WORK TO DO:
Write out all of the entries exactly, please.

RECORDS SHOWN:
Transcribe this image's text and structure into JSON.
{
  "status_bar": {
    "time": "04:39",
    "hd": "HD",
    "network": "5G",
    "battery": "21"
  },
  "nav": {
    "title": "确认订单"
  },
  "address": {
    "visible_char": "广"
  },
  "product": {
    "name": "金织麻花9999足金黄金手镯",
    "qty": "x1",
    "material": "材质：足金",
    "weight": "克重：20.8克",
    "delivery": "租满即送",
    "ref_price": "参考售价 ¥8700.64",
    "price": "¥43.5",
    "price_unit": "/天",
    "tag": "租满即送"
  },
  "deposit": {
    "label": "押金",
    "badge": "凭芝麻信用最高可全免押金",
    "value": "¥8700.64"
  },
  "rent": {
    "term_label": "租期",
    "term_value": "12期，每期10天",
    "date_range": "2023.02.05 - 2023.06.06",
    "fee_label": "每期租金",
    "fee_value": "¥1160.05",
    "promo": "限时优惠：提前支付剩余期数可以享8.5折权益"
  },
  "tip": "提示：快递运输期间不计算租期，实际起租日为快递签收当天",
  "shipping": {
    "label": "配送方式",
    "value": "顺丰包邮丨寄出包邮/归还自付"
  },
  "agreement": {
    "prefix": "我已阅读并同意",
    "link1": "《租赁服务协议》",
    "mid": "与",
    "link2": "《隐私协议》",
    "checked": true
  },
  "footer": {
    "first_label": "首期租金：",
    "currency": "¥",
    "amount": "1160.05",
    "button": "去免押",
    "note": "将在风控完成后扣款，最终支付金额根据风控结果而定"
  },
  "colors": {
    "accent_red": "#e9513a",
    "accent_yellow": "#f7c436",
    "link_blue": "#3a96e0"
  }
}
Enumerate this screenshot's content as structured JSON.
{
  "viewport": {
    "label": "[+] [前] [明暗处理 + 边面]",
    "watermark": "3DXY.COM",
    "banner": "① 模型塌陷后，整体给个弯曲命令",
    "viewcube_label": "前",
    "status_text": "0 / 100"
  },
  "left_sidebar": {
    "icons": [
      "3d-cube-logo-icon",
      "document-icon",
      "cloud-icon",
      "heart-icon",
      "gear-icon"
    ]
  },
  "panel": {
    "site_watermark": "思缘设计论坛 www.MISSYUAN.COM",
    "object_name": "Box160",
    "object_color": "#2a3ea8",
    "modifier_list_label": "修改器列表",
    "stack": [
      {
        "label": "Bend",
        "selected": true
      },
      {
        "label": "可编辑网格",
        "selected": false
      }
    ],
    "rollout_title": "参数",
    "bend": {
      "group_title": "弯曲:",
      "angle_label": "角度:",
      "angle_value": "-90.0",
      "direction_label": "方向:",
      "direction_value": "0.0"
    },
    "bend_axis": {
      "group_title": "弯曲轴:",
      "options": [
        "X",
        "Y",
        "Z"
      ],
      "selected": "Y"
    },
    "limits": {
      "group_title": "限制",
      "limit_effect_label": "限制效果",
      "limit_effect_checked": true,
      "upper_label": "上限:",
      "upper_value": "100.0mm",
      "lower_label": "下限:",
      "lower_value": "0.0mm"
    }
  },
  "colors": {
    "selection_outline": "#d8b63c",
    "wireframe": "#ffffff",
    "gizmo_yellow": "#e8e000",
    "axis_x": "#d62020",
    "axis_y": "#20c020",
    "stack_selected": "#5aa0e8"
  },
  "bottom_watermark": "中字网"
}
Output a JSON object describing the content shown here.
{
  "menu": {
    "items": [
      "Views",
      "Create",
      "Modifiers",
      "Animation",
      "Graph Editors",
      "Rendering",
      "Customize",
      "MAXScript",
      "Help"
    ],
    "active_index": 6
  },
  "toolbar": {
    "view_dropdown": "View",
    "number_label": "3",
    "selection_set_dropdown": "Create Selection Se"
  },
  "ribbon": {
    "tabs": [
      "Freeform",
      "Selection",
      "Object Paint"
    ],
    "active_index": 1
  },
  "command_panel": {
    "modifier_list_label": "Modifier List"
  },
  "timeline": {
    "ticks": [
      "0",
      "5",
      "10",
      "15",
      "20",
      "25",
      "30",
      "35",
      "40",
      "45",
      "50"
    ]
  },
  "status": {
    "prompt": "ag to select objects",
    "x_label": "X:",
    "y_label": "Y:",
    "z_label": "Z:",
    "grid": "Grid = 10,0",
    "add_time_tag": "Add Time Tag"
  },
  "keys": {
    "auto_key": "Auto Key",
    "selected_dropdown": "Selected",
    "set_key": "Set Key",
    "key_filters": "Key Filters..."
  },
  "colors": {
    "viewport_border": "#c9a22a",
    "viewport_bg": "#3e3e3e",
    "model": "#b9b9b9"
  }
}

TASK OUTPUT:
Transcribe this image's text and structure into JSON.
{
  "status_bar": {
    "time": "04:39",
    "hd": "HD",
    "network": "5G",
    "battery": "21"
  },
  "nav": {
    "title": "确认订单"
  },
  "address": {
    "visible_char": "广"
  },
  "product": {
    "name": "金织麻花9999足金黄金手镯",
    "qty": "x1",
    "material": "材质：足金",
    "weight": "克重：20.8克",
    "delivery": "租满即送",
    "ref_price": "参考售价 ¥8700.64",
    "price": "¥43.5",
    "price_unit": "/天",
    "tag": "租满即送"
  },
  "deposit": {
    "label": "押金",
    "badge": "凭芝麻信用最高可全免押金",
    "value": "¥8700.64"
  },
  "rent": {
    "term_label": "租期",
    "term_value": "12期，每期10天",
    "date_range": "2023.02.05 - 2023.06.06",
    "fee_label": "每期租金",
    "fee_value": "¥1160.05",
    "promo": "限时优惠：提前支付剩余期数可以享8.5折权益"
  },
  "tip": "提示：快递运输期间不计算租期，实际起租日为快递签收当天",
  "shipping": {
    "label": "配送方式",
    "value": "顺丰包邮丨寄出包邮/归还自付"
  },
  "agreement": {
    "prefix": "我已阅读并同意",
    "link1": "《租赁服务协议》",
    "mid": "与",
    "link2": "《隐私协议》",
    "checked": true
  },
  "footer": {
    "first_label": "首期租金：",
    "currency": "¥",
    "amount": "1160.05",
    "button": "去免押",
    "note": "将在风控完成后扣款，最终支付金额根据风控结果而定"
  },
  "colors": {
    "accent_red": "#e9513a",
    "accent_yellow": "#f7c436",
    "link_blue": "#3a96e0"
  }
}
Enumerate this screenshot's content as structured JSON.
{
  "viewport": {
    "label": "[+] [前] [明暗处理 + 边面]",
    "watermark": "3DXY.COM",
    "banner": "① 模型塌陷后，整体给个弯曲命令",
    "viewcube_label": "前",
    "status_text": "0 / 100"
  },
  "left_sidebar": {
    "icons": [
      "3d-cube-logo-icon",
      "document-icon",
      "cloud-icon",
      "heart-icon",
      "gear-icon"
    ]
  },
  "panel": {
    "site_watermark": "思缘设计论坛 www.MISSYUAN.COM",
    "object_name": "Box160",
    "object_color": "#2a3ea8",
    "modifier_list_label": "修改器列表",
    "stack": [
      {
        "label": "Bend",
        "selected": true
      },
      {
        "label": "可编辑网格",
        "selected": false
      }
    ],
    "rollout_title": "参数",
    "bend": {
      "group_title": "弯曲:",
      "angle_label": "角度:",
      "angle_value": "-90.0",
      "direction_label": "方向:",
      "direction_value": "0.0"
    },
    "bend_axis": {
      "group_title": "弯曲轴:",
      "options": [
        "X",
        "Y",
        "Z"
      ],
      "selected": "Y"
    },
    "limits": {
      "group_title": "限制",
      "limit_effect_label": "限制效果",
      "limit_effect_checked": true,
      "upper_label": "上限:",
      "upper_value": "100.0mm",
      "lower_label": "下限:",
      "lower_value": "0.0mm"
    }
  },
  "colors": {
    "selection_outline": "#d8b63c",
    "wireframe": "#ffffff",
    "gizmo_yellow": "#e8e000",
    "axis_x": "#d62020",
    "axis_y": "#20c020",
    "stack_selected": "#5aa0e8"
  },
  "bottom_watermark": "中字网"
}
Output a JSON object describing the content shown here.
{
  "menu": {
    "items": [
      "Views",
      "Create",
      "Modifiers",
      "Animation",
      "Graph Editors",
      "Rendering",
      "Customize",
      "MAXScript",
      "Help"
    ],
    "active_index": 6
  },
  "toolbar": {
    "view_dropdown": "View",
    "number_label": "3",
    "selection_set_dropdown": "Create Selection Se"
  },
  "ribbon": {
    "tabs": [
      "Freeform",
      "Selection",
      "Object Paint"
    ],
    "active_index": 1
  },
  "command_panel": {
    "modifier_list_label": "Modifier List"
  },
  "timeline": {
    "ticks": [
      "0",
      "5",
      "10",
      "15",
      "20",
      "25",
      "30",
      "35",
      "40",
      "45",
      "50"
    ]
  },
  "status": {
    "prompt": "ag to select objects",
    "x_label": "X:",
    "y_label": "Y:",
    "z_label": "Z:",
    "grid": "Grid = 10,0",
    "add_time_tag": "Add Time Tag"
  },
  "keys": {
    "auto_key": "Auto Key",
    "selected_dropdown": "Selected",
    "set_key": "Set Key",
    "key_filters": "Key Filters..."
  },
  "colors": {
    "viewport_border": "#c9a22a",
    "viewport_bg": "#3e3e3e",
    "model": "#b9b9b9"
  }
}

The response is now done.